'''

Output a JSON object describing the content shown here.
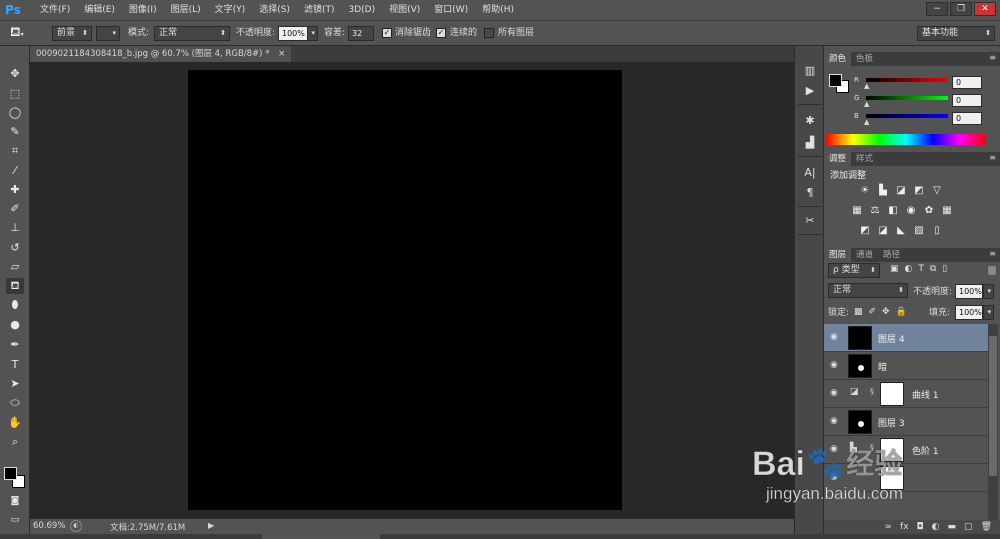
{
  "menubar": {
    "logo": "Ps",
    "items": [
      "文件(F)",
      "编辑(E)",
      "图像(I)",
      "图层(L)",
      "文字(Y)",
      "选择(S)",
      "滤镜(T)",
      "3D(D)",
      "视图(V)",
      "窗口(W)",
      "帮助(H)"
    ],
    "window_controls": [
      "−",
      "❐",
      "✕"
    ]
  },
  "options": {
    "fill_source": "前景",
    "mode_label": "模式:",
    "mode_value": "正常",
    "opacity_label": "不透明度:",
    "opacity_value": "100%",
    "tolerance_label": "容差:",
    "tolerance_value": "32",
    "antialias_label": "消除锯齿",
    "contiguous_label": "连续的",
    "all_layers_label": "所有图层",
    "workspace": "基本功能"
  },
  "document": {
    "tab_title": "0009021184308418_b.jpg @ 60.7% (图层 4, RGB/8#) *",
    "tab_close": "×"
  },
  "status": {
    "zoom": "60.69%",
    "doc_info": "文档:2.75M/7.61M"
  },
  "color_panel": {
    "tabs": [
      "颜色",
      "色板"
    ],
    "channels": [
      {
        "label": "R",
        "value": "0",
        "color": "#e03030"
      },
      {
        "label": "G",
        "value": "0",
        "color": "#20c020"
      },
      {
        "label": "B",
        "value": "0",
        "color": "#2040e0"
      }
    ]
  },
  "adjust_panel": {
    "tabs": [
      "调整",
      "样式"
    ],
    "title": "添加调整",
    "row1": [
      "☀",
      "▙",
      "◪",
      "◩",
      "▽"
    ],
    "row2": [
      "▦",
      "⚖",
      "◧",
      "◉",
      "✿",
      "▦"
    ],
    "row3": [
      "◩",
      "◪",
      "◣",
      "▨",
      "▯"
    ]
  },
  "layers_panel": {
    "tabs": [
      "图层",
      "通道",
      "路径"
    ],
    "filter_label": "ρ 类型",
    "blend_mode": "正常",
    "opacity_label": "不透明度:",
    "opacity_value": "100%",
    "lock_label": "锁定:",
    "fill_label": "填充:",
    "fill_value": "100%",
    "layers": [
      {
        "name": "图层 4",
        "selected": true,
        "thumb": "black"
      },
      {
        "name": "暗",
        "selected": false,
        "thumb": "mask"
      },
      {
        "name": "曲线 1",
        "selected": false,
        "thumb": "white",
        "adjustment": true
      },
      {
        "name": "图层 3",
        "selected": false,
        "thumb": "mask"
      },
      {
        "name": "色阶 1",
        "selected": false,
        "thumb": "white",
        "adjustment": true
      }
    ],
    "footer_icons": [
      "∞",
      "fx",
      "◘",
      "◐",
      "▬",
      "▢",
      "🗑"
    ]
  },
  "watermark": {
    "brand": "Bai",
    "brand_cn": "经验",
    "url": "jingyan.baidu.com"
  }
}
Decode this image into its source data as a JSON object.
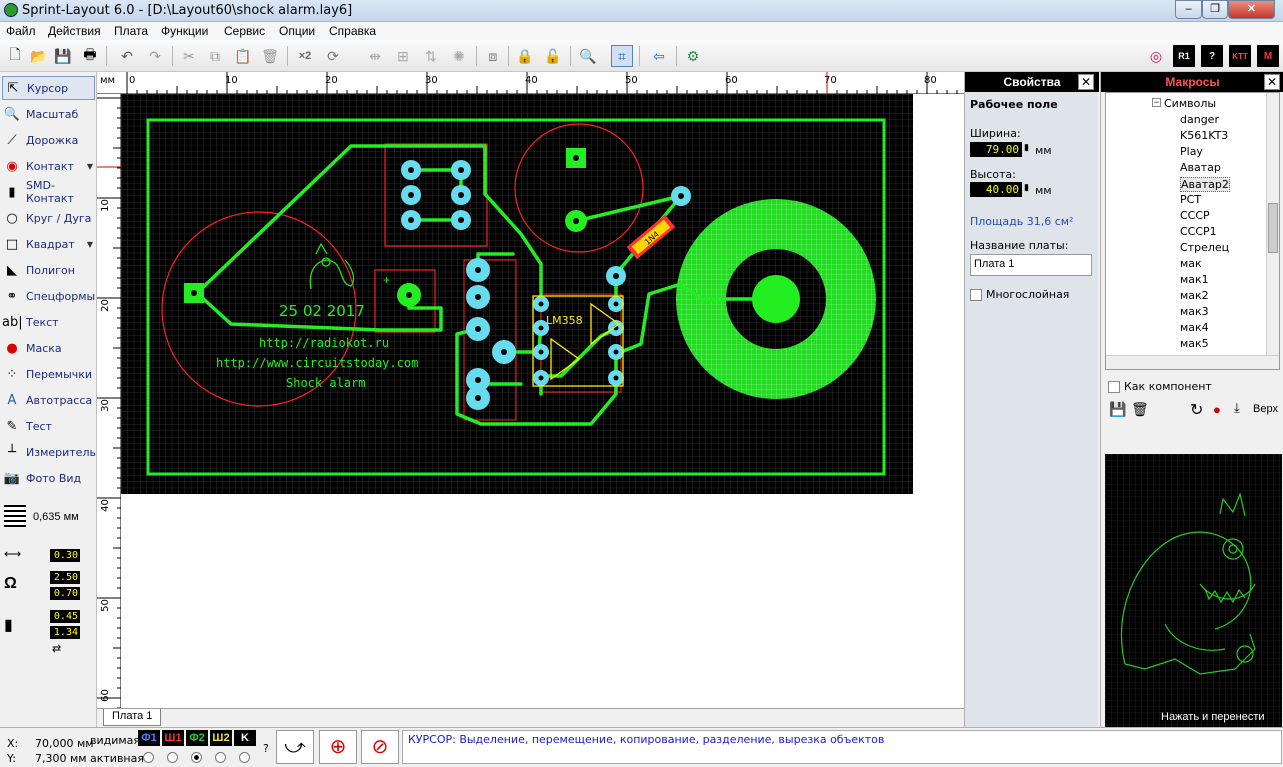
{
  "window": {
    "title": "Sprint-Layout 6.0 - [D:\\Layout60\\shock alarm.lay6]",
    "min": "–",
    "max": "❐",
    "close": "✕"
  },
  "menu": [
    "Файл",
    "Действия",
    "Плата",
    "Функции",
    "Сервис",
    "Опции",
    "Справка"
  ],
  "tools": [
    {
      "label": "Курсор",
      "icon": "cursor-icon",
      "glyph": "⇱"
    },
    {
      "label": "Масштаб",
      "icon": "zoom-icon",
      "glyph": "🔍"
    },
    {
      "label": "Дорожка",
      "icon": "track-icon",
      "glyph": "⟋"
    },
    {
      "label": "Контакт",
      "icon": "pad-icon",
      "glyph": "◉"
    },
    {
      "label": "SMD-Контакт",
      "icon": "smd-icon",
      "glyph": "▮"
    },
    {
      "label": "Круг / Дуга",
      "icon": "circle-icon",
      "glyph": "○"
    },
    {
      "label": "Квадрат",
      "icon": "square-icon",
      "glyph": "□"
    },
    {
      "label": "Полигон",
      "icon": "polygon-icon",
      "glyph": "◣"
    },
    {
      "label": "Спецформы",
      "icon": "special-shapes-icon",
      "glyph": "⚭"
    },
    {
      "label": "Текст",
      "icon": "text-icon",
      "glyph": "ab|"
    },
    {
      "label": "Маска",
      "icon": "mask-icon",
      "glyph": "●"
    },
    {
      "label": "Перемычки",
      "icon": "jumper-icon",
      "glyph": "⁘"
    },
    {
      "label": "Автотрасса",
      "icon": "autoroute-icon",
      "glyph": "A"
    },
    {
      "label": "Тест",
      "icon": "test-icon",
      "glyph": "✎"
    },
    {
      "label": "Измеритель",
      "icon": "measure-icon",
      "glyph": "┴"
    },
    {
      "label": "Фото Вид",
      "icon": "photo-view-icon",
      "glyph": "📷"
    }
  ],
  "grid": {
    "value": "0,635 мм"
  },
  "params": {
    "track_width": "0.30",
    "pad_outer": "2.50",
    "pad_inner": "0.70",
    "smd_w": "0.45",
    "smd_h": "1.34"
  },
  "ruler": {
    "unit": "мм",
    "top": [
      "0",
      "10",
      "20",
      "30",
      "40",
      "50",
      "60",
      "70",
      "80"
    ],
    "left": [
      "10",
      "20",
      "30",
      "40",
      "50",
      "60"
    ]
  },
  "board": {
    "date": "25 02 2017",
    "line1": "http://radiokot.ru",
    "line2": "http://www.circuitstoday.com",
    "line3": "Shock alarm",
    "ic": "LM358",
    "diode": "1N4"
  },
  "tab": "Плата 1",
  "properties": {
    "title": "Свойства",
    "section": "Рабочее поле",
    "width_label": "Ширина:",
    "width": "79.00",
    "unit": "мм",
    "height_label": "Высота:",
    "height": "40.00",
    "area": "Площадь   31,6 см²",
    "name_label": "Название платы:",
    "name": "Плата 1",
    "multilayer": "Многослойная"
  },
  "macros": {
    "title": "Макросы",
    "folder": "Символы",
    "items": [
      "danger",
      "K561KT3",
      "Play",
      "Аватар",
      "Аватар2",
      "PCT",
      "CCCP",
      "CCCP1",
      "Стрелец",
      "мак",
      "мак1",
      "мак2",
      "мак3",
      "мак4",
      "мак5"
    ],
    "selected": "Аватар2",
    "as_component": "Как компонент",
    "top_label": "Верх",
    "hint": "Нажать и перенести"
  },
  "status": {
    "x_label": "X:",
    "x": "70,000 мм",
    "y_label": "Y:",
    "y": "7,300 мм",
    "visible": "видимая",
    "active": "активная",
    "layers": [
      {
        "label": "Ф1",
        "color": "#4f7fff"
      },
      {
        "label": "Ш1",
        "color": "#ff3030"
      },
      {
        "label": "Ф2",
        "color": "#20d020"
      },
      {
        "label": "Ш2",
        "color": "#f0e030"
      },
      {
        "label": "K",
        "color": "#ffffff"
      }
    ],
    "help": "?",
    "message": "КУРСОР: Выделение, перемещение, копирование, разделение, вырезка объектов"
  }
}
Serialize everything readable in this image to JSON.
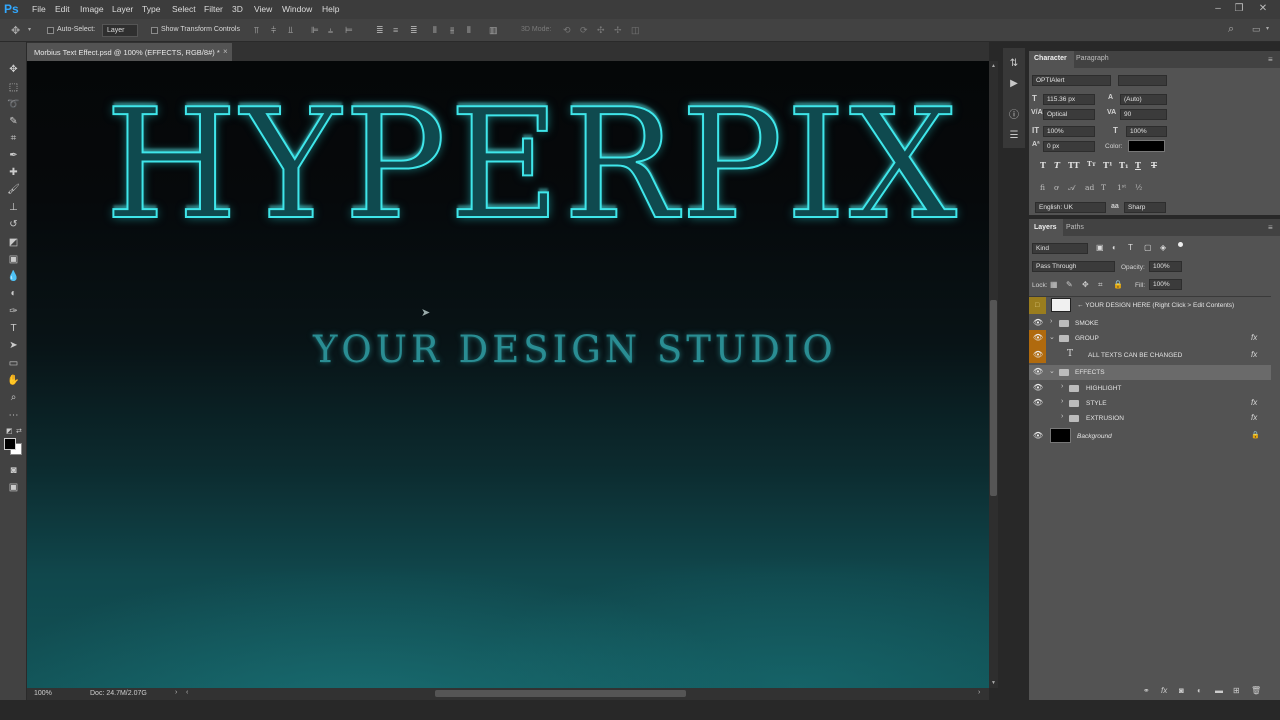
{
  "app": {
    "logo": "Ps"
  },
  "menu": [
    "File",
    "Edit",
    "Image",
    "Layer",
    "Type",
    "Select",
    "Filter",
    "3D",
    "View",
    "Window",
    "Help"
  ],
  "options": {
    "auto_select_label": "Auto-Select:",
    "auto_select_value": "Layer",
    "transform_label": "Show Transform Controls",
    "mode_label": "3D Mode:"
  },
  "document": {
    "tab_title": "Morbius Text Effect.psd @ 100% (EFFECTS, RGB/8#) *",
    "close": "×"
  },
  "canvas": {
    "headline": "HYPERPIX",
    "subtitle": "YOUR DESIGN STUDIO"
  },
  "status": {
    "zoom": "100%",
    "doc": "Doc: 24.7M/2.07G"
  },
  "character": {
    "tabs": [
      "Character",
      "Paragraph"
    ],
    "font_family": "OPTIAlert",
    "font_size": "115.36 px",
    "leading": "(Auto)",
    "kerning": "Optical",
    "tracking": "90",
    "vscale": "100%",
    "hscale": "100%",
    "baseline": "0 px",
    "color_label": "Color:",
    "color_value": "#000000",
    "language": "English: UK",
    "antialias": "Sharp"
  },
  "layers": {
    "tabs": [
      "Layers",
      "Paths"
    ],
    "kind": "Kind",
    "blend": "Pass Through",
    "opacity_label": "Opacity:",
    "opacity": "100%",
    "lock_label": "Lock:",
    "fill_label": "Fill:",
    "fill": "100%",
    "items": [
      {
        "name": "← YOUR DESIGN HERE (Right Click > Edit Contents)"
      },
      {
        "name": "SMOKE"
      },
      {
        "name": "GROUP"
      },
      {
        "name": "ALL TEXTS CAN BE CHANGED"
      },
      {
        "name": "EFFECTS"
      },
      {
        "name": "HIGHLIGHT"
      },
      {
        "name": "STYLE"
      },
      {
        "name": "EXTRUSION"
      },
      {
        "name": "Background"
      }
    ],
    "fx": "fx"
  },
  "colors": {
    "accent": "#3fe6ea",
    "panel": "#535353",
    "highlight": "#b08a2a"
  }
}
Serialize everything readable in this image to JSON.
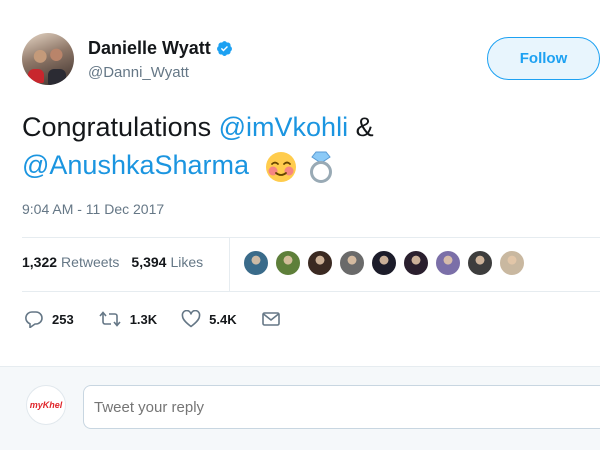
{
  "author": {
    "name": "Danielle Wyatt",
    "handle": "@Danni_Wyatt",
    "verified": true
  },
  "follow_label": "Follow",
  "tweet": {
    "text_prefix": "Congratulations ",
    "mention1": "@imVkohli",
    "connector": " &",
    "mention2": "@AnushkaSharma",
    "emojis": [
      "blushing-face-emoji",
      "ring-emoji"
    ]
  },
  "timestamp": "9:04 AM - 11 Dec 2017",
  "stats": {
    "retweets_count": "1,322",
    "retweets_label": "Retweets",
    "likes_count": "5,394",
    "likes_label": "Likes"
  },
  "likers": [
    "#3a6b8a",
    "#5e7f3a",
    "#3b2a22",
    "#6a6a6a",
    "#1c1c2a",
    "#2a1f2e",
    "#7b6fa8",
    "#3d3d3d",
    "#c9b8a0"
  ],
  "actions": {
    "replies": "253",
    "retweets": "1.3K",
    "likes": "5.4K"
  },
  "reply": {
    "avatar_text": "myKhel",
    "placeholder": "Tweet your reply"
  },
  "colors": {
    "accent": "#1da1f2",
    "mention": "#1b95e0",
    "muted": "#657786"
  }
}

'''

Work required. Look through the entries above. Extract each line with the word "DESIGN".

Worked solution.
    "subtitle": "YOUR DESIGN STUDIO"
        "name": "← YOUR DESIGN HERE (Right Click > Edit Contents)"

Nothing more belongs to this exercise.